- _Exercise brief_
Format each line of the listing below as a JSON list of strings, one string per line, leaving out blank lines and any pictures.

(Collected data entries)
::::::

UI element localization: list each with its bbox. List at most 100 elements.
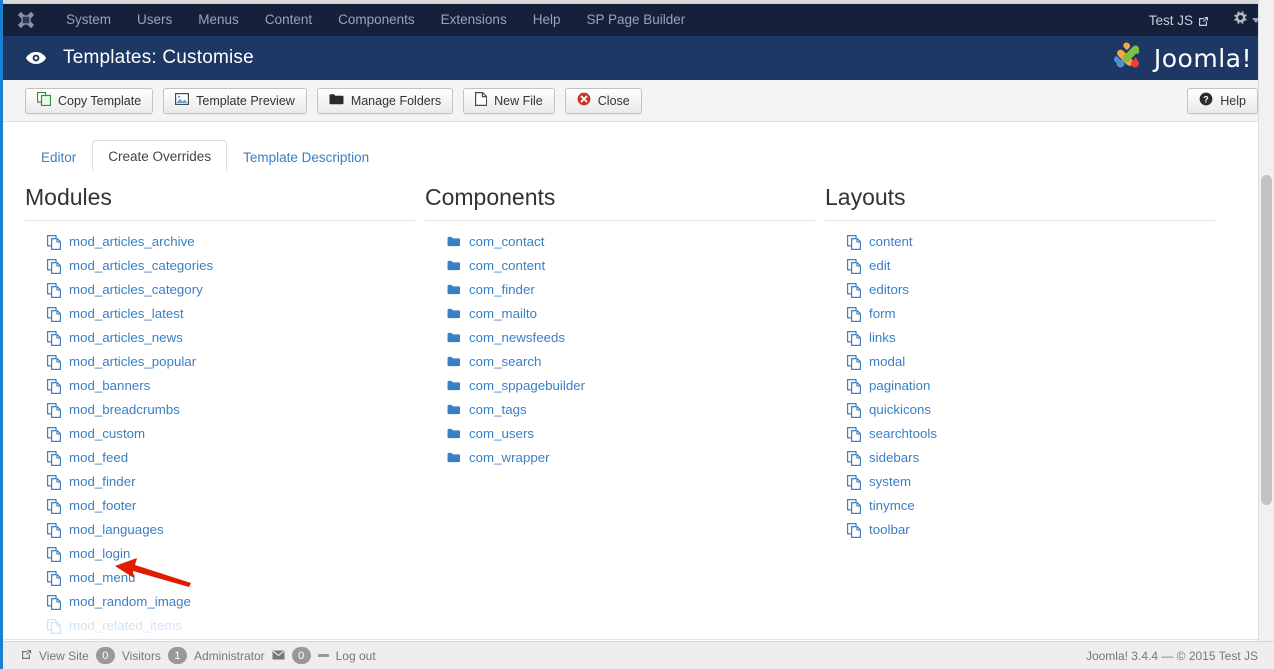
list-item-link[interactable]: com_search xyxy=(469,350,541,374)
list-item-link[interactable]: mod_custom xyxy=(69,422,145,446)
list-item[interactable]: sidebars xyxy=(825,446,1215,470)
list-item-link[interactable]: sidebars xyxy=(869,446,919,470)
list-item-link[interactable]: com_finder xyxy=(469,278,535,302)
list-item[interactable]: mod_finder xyxy=(25,470,415,494)
list-item-link[interactable]: searchtools xyxy=(869,422,937,446)
list-item-link[interactable]: edit xyxy=(869,254,890,278)
help-button[interactable]: ? Help xyxy=(1187,88,1258,114)
list-item[interactable]: com_sppagebuilder xyxy=(425,374,815,398)
list-item-link[interactable]: mod_banners xyxy=(69,374,150,398)
list-item-link[interactable]: mod_articles_archive xyxy=(69,230,195,254)
list-item-link[interactable]: mod_articles_categories xyxy=(69,254,213,278)
list-item[interactable]: com_finder xyxy=(425,278,815,302)
list-item-link[interactable]: mod_articles_category xyxy=(69,278,203,302)
list-item[interactable]: com_tags xyxy=(425,398,815,422)
list-item[interactable]: mod_breadcrumbs xyxy=(25,398,415,422)
list-item[interactable]: mod_related_items xyxy=(25,614,415,638)
nav-item-help[interactable]: Help xyxy=(520,4,574,36)
list-item[interactable]: mod_languages xyxy=(25,518,415,542)
list-item-link[interactable]: pagination xyxy=(869,374,930,398)
list-item-link[interactable]: mod_languages xyxy=(69,518,164,542)
list-item-link[interactable]: mod_finder xyxy=(69,470,136,494)
list-item[interactable]: pagination xyxy=(825,374,1215,398)
list-item[interactable]: com_mailto xyxy=(425,302,815,326)
list-item-link[interactable]: modal xyxy=(869,350,905,374)
list-item-link[interactable]: mod_articles_latest xyxy=(69,302,184,326)
list-item-link[interactable]: mod_articles_popular xyxy=(69,350,196,374)
nav-item-users[interactable]: Users xyxy=(124,4,185,36)
list-item[interactable]: toolbar xyxy=(825,518,1215,542)
list-item[interactable]: tinymce xyxy=(825,494,1215,518)
list-item-link[interactable]: mod_articles_news xyxy=(69,326,183,350)
list-item-link[interactable]: quickicons xyxy=(869,398,931,422)
envelope-icon[interactable] xyxy=(272,649,285,663)
nav-item-extensions[interactable]: Extensions xyxy=(428,4,520,36)
list-item-link[interactable]: com_users xyxy=(469,422,534,446)
manage-folders-button[interactable]: Manage Folders xyxy=(317,88,453,114)
nav-item-sp-page-builder[interactable]: SP Page Builder xyxy=(573,4,698,36)
list-item-link[interactable]: form xyxy=(869,302,896,326)
list-item-link[interactable]: mod_related_items xyxy=(69,614,182,638)
list-item-mod-login[interactable]: mod_login xyxy=(25,542,415,566)
list-item[interactable]: mod_articles_categories xyxy=(25,254,415,278)
list-item[interactable]: mod_articles_latest xyxy=(25,302,415,326)
list-item[interactable]: system xyxy=(825,470,1215,494)
list-item-link[interactable]: com_content xyxy=(469,254,545,278)
list-item-link[interactable]: system xyxy=(869,470,911,494)
list-item[interactable]: mod_banners xyxy=(25,374,415,398)
list-item-link[interactable]: mod_feed xyxy=(69,446,128,470)
list-item-link[interactable]: com_sppagebuilder xyxy=(469,374,585,398)
list-item[interactable]: edit xyxy=(825,254,1215,278)
tab-editor[interactable]: Editor xyxy=(25,141,92,174)
list-item[interactable]: form xyxy=(825,302,1215,326)
list-item[interactable]: mod_articles_news xyxy=(25,326,415,350)
list-item-link[interactable]: com_wrapper xyxy=(469,446,550,470)
list-item[interactable]: mod_menu xyxy=(25,566,415,590)
new-file-button[interactable]: New File xyxy=(463,88,555,114)
list-item[interactable]: content xyxy=(825,230,1215,254)
list-item[interactable]: quickicons xyxy=(825,398,1215,422)
list-item-link[interactable]: mod_footer xyxy=(69,494,136,518)
nav-item-system[interactable]: System xyxy=(53,4,124,36)
tab-template-description[interactable]: Template Description xyxy=(227,141,385,174)
list-item-link[interactable]: com_mailto xyxy=(469,302,537,326)
view-site-link[interactable]: View Site xyxy=(39,649,89,663)
scrollbar-thumb[interactable] xyxy=(1261,175,1272,505)
list-item-link[interactable]: mod_menu xyxy=(69,566,136,590)
list-item[interactable]: com_content xyxy=(425,254,815,278)
nav-item-content[interactable]: Content xyxy=(252,4,325,36)
list-item[interactable]: mod_random_image xyxy=(25,590,415,614)
list-item-link[interactable]: mod_random_image xyxy=(69,590,191,614)
list-item[interactable]: com_newsfeeds xyxy=(425,326,815,350)
copy-template-button[interactable]: Copy Template xyxy=(25,88,153,114)
joomla-mark-icon[interactable] xyxy=(17,11,35,29)
logout-link[interactable]: Log out xyxy=(336,649,376,663)
list-item[interactable]: com_contact xyxy=(425,230,815,254)
list-item-link[interactable]: editors xyxy=(869,278,909,302)
list-item[interactable]: mod_articles_category xyxy=(25,278,415,302)
list-item[interactable]: editors xyxy=(825,278,1215,302)
list-item-link[interactable]: mod_breadcrumbs xyxy=(69,398,180,422)
list-item-link[interactable]: com_tags xyxy=(469,398,527,422)
list-item[interactable]: mod_articles_popular xyxy=(25,350,415,374)
list-item-link[interactable]: com_newsfeeds xyxy=(469,326,565,350)
list-item-link[interactable]: content xyxy=(869,230,913,254)
list-item[interactable]: mod_feed xyxy=(25,446,415,470)
list-item-link[interactable]: mod_login xyxy=(69,542,130,566)
list-item[interactable]: com_wrapper xyxy=(425,446,815,470)
list-item[interactable]: com_users xyxy=(425,422,815,446)
template-preview-button[interactable]: Template Preview xyxy=(163,88,307,114)
list-item[interactable]: mod_custom xyxy=(25,422,415,446)
nav-item-menus[interactable]: Menus xyxy=(185,4,252,36)
list-item-link[interactable]: com_contact xyxy=(469,230,544,254)
vertical-scrollbar[interactable] xyxy=(1258,0,1274,669)
settings-menu[interactable] xyxy=(1233,10,1260,30)
close-button[interactable]: Close xyxy=(565,88,642,114)
nav-item-components[interactable]: Components xyxy=(325,4,428,36)
list-item-link[interactable]: links xyxy=(869,326,896,350)
list-item[interactable]: modal xyxy=(825,350,1215,374)
list-item[interactable]: mod_footer xyxy=(25,494,415,518)
list-item[interactable]: links xyxy=(825,326,1215,350)
list-item[interactable]: mod_articles_archive xyxy=(25,230,415,254)
list-item[interactable]: searchtools xyxy=(825,422,1215,446)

::::::

- _Result of the task_
[
  "UI element localization: list each with its bbox. List at most 100 elements.",
  "list-item-link[interactable]: com_search xyxy=(469,350,541,374)",
  "list-item-link[interactable]: mod_custom xyxy=(69,422,145,446)",
  "list-item[interactable]: sidebars xyxy=(825,446,1215,470)",
  "list-item-link[interactable]: sidebars xyxy=(869,446,919,470)",
  "list-item-link[interactable]: com_finder xyxy=(469,278,535,302)",
  "list-item[interactable]: mod_finder xyxy=(25,470,415,494)",
  "list-item-link[interactable]: searchtools xyxy=(869,422,937,446)",
  "list-item-link[interactable]: edit xyxy=(869,254,890,278)",
  "help-button[interactable]: ? Help xyxy=(1187,88,1258,114)",
  "list-item[interactable]: com_sppagebuilder xyxy=(425,374,815,398)",
  "list-item-link[interactable]: mod_banners xyxy=(69,374,150,398)",
  "list-item-link[interactable]: mod_articles_archive xyxy=(69,230,195,254)",
  "list-item-link[interactable]: mod_articles_categories xyxy=(69,254,213,278)",
  "list-item[interactable]: com_finder xyxy=(425,278,815,302)",
  "list-item-link[interactable]: mod_articles_category xyxy=(69,278,203,302)",
  "list-item[interactable]: com_tags xyxy=(425,398,815,422)",
  "list-item[interactable]: mod_breadcrumbs xyxy=(25,398,415,422)",
  "list-item[interactable]: mod_related_items xyxy=(25,614,415,638)",
  "nav-item-help[interactable]: Help xyxy=(520,4,574,36)",
  "list-item[interactable]: mod_languages xyxy=(25,518,415,542)",
  "list-item-link[interactable]: pagination xyxy=(869,374,930,398)",
  "list-item-link[interactable]: mod_languages xyxy=(69,518,164,542)",
  "list-item-link[interactable]: mod_finder xyxy=(69,470,136,494)",
  "list-item[interactable]: pagination xyxy=(825,374,1215,398)",
  "list-item[interactable]: com_mailto xyxy=(425,302,815,326)",
  "list-item-link[interactable]: modal xyxy=(869,350,905,374)",
  "list-item-link[interactable]: mod_articles_latest xyxy=(69,302,184,326)",
  "list-item-link[interactable]: mod_articles_popular xyxy=(69,350,196,374)",
  "nav-item-users[interactable]: Users xyxy=(124,4,185,36)",
  "list-item[interactable]: toolbar xyxy=(825,518,1215,542)",
  "list-item[interactable]: tinymce xyxy=(825,494,1215,518)",
  "list-item-link[interactable]: mod_articles_news xyxy=(69,326,183,350)",
  "list-item-link[interactable]: quickicons xyxy=(869,398,931,422)",
  "envelope-icon[interactable] xyxy=(272,649,285,663)",
  "nav-item-extensions[interactable]: Extensions xyxy=(428,4,520,36)",
  "list-item-link[interactable]: com_users xyxy=(469,422,534,446)",
  "manage-folders-button[interactable]: Manage Folders xyxy=(317,88,453,114)",
  "nav-item-sp-page-builder[interactable]: SP Page Builder xyxy=(573,4,698,36)",
  "list-item-link[interactable]: form xyxy=(869,302,896,326)",
  "list-item-link[interactable]: mod_related_items xyxy=(69,614,182,638)",
  "list-item-mod-login[interactable]: mod_login xyxy=(25,542,415,566)",
  "list-item[interactable]: mod_articles_categories xyxy=(25,254,415,278)",
  "list-item[interactable]: mod_articles_latest xyxy=(25,302,415,326)",
  "list-item[interactable]: system xyxy=(825,470,1215,494)",
  "list-item-link[interactable]: com_content xyxy=(469,254,545,278)",
  "list-item-link[interactable]: system xyxy=(869,470,911,494)",
  "list-item[interactable]: mod_banners xyxy=(25,374,415,398)",
  "list-item-link[interactable]: mod_feed xyxy=(69,446,128,470)",
  "list-item-link[interactable]: com_sppagebuilder xyxy=(469,374,585,398)",
  "list-item[interactable]: edit xyxy=(825,254,1215,278)",
  "tab-editor[interactable]: Editor xyxy=(25,141,92,174)",
  "list-item[interactable]: form xyxy=(825,302,1215,326)",
  "list-item[interactable]: mod_articles_news xyxy=(25,326,415,350)",
  "list-item-link[interactable]: com_wrapper xyxy=(469,446,550,470)",
  "list-item[interactable]: mod_menu xyxy=(25,566,415,590)",
  "new-file-button[interactable]: New File xyxy=(463,88,555,114)",
  "list-item[interactable]: content xyxy=(825,230,1215,254)",
  "list-item[interactable]: quickicons xyxy=(825,398,1215,422)",
  "list-item-link[interactable]: mod_footer xyxy=(69,494,136,518)",
  "nav-item-system[interactable]: System xyxy=(53,4,124,36)",
  "tab-template-description[interactable]: Template Description xyxy=(227,141,385,174)",
  "list-item-link[interactable]: com_mailto xyxy=(469,302,537,326)",
  "view-site-link[interactable]: View Site xyxy=(39,649,89,663)",
  "scrollbar-thumb[interactable] xyxy=(1261,175,1272,505)",
  "list-item-link[interactable]: mod_menu xyxy=(69,566,136,590)",
  "list-item[interactable]: com_content xyxy=(425,254,815,278)",
  "nav-item-content[interactable]: Content xyxy=(252,4,325,36)",
  "list-item[interactable]: mod_random_image xyxy=(25,590,415,614)",
  "list-item-link[interactable]: mod_random_image xyxy=(69,590,191,614)",
  "list-item[interactable]: com_newsfeeds xyxy=(425,326,815,350)",
  "copy-template-button[interactable]: Copy Template xyxy=(25,88,153,114)",
  "joomla-mark-icon[interactable] xyxy=(17,11,35,29)",
  "logout-link[interactable]: Log out xyxy=(336,649,376,663)",
  "list-item[interactable]: com_contact xyxy=(425,230,815,254)",
  "list-item-link[interactable]: editors xyxy=(869,278,909,302)",
  "list-item[interactable]: mod_articles_category xyxy=(25,278,415,302)",
  "list-item[interactable]: editors xyxy=(825,278,1215,302)",
  "list-item-link[interactable]: mod_breadcrumbs xyxy=(69,398,180,422)",
  "list-item-link[interactable]: com_tags xyxy=(469,398,527,422)",
  "list-item[interactable]: mod_articles_popular xyxy=(25,350,415,374)",
  "list-item-link[interactable]: com_newsfeeds xyxy=(469,326,565,350)",
  "list-item-link[interactable]: content xyxy=(869,230,913,254)",
  "list-item[interactable]: mod_feed xyxy=(25,446,415,470)",
  "list-item-link[interactable]: mod_login xyxy=(69,542,130,566)",
  "list-item[interactable]: com_wrapper xyxy=(425,446,815,470)",
  "list-item[interactable]: com_users xyxy=(425,422,815,446)",
  "template-preview-button[interactable]: Template Preview xyxy=(163,88,307,114)",
  "list-item[interactable]: mod_custom xyxy=(25,422,415,446)",
  "nav-item-menus[interactable]: Menus xyxy=(185,4,252,36)",
  "list-item-link[interactable]: com_contact xyxy=(469,230,544,254)",
  "vertical-scrollbar[interactable] xyxy=(1258,0,1274,669)",
  "settings-menu[interactable] xyxy=(1233,10,1260,30)",
  "close-button[interactable]: Close xyxy=(565,88,642,114)",
  "nav-item-components[interactable]: Components xyxy=(325,4,428,36)",
  "list-item-link[interactable]: links xyxy=(869,326,896,350)",
  "list-item[interactable]: modal xyxy=(825,350,1215,374)",
  "list-item[interactable]: mod_footer xyxy=(25,494,415,518)",
  "list-item[interactable]: links xyxy=(825,326,1215,350)",
  "list-item[interactable]: mod_articles_archive xyxy=(25,230,415,254)",
  "list-item[interactable]: searchtools xyxy=(825,422,1215,446)"
]